>> Start DATA FOR THE TASK
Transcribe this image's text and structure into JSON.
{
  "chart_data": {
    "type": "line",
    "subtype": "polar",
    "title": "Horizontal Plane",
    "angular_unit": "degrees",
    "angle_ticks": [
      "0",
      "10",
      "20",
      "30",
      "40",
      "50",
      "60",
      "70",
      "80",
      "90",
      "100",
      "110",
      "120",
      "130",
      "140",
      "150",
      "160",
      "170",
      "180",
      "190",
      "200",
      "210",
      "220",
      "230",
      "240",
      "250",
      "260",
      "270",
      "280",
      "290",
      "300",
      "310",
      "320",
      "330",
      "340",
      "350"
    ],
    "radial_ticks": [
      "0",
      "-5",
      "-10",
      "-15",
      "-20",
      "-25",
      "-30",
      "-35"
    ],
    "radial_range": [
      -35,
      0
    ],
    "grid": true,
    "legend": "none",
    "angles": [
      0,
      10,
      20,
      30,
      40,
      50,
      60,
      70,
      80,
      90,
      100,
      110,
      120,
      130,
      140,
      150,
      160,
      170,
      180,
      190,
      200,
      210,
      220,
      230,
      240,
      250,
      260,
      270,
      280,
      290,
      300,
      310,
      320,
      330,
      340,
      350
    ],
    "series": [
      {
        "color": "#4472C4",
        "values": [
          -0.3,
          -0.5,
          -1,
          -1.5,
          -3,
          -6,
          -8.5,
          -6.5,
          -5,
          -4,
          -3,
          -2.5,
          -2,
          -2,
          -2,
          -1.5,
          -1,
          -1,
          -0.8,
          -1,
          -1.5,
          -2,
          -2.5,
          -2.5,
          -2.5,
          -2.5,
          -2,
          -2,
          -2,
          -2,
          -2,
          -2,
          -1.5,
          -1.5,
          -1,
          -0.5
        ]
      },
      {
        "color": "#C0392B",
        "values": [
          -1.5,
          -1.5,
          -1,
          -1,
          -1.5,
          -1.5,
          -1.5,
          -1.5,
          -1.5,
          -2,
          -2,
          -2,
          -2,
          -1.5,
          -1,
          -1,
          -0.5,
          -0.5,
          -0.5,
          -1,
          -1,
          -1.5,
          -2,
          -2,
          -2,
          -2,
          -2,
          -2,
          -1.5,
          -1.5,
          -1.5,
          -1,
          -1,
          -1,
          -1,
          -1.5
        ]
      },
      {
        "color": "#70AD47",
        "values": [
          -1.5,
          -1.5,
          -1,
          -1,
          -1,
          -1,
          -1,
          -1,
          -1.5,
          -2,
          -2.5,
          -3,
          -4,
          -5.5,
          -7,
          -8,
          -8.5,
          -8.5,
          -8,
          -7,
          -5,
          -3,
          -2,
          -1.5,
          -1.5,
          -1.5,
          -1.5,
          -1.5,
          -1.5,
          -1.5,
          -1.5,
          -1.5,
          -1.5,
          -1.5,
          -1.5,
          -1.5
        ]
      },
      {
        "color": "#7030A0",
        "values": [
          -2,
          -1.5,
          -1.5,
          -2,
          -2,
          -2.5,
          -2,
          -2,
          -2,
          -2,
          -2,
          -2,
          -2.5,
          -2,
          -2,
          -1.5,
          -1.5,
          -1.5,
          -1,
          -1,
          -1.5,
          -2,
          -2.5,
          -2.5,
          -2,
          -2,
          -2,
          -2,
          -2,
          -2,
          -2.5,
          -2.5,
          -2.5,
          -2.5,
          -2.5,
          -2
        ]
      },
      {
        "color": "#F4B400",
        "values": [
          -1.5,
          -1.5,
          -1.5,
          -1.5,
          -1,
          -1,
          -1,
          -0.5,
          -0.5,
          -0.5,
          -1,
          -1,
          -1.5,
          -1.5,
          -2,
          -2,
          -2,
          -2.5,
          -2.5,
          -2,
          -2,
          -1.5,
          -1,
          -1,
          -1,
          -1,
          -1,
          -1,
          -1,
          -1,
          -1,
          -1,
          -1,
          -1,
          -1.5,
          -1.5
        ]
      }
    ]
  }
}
>> End DATA FOR THE TASK
>> Start DATA FOR THE TASK
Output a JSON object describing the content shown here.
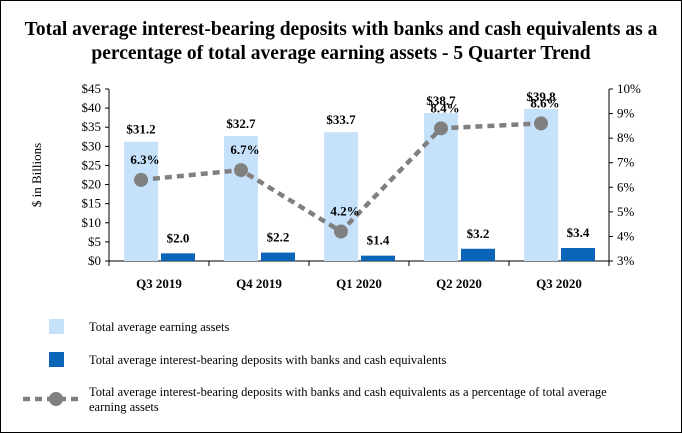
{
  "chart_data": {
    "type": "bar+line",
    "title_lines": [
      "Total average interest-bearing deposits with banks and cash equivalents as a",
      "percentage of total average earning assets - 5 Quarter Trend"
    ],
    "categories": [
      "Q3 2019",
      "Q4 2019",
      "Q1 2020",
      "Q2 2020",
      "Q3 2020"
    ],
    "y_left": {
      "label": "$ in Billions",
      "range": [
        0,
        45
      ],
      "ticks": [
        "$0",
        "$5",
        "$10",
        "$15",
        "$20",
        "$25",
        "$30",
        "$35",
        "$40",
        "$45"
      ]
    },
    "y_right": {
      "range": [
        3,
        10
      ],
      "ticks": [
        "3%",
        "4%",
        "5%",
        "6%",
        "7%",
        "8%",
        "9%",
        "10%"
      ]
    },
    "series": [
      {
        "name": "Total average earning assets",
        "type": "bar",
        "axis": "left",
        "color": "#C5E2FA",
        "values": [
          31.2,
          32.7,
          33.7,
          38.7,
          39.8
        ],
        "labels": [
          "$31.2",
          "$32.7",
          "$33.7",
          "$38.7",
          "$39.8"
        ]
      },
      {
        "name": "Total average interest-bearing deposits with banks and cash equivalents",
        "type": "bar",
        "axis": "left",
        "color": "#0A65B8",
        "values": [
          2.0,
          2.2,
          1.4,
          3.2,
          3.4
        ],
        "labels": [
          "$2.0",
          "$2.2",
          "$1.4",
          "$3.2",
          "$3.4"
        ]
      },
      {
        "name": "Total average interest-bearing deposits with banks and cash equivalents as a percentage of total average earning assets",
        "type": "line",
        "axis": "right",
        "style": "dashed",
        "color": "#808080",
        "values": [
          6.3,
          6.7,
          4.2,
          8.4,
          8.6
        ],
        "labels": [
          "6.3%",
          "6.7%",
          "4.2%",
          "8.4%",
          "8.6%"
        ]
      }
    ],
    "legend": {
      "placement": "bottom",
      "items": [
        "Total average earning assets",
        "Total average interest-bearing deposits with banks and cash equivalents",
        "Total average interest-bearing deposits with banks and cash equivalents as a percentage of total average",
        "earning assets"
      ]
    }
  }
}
>> End DATA FOR THE TASK
>> Start DATA FOR THE TASK
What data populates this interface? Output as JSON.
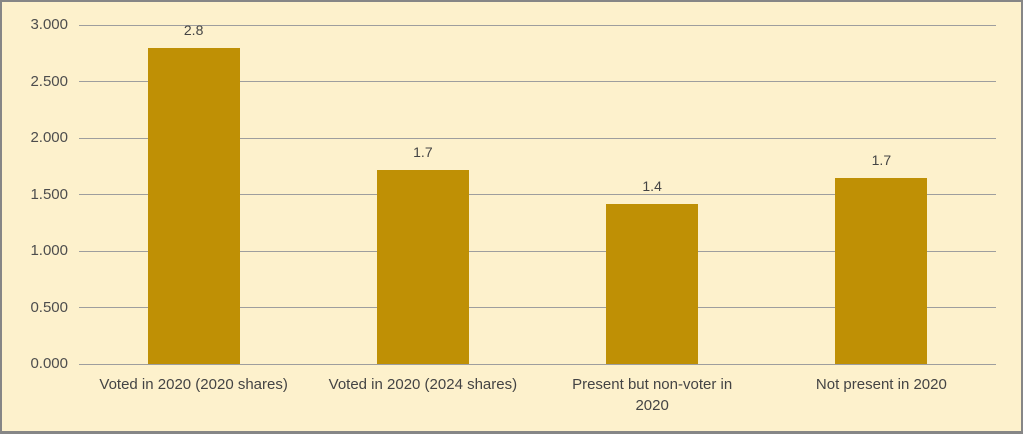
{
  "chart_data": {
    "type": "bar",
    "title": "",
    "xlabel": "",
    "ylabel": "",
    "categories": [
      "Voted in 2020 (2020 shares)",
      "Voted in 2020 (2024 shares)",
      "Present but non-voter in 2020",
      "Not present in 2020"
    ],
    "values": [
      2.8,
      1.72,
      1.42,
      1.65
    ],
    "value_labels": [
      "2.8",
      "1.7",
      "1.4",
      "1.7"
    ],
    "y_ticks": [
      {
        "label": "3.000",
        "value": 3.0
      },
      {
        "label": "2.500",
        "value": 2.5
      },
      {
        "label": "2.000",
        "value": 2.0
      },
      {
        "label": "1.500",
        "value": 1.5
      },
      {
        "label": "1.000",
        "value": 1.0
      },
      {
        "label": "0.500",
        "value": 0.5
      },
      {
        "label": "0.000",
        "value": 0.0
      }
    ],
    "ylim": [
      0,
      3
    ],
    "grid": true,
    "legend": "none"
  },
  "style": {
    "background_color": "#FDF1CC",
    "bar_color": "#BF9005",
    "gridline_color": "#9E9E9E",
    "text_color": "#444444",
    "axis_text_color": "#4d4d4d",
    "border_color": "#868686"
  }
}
>> End DATA FOR THE TASK
SET EXERCISE: Search the entries for the word "bearing" and pick out every line that holds it.

TASK RESPONSE:
      "Total average interest-bearing deposits with banks and cash equivalents as a",
        "name": "Total average interest-bearing deposits with banks and cash equivalents",
        "name": "Total average interest-bearing deposits with banks and cash equivalents as a percentage of total average earning assets",
        "Total average interest-bearing deposits with banks and cash equivalents",
        "Total average interest-bearing deposits with banks and cash equivalents as a percentage of total average",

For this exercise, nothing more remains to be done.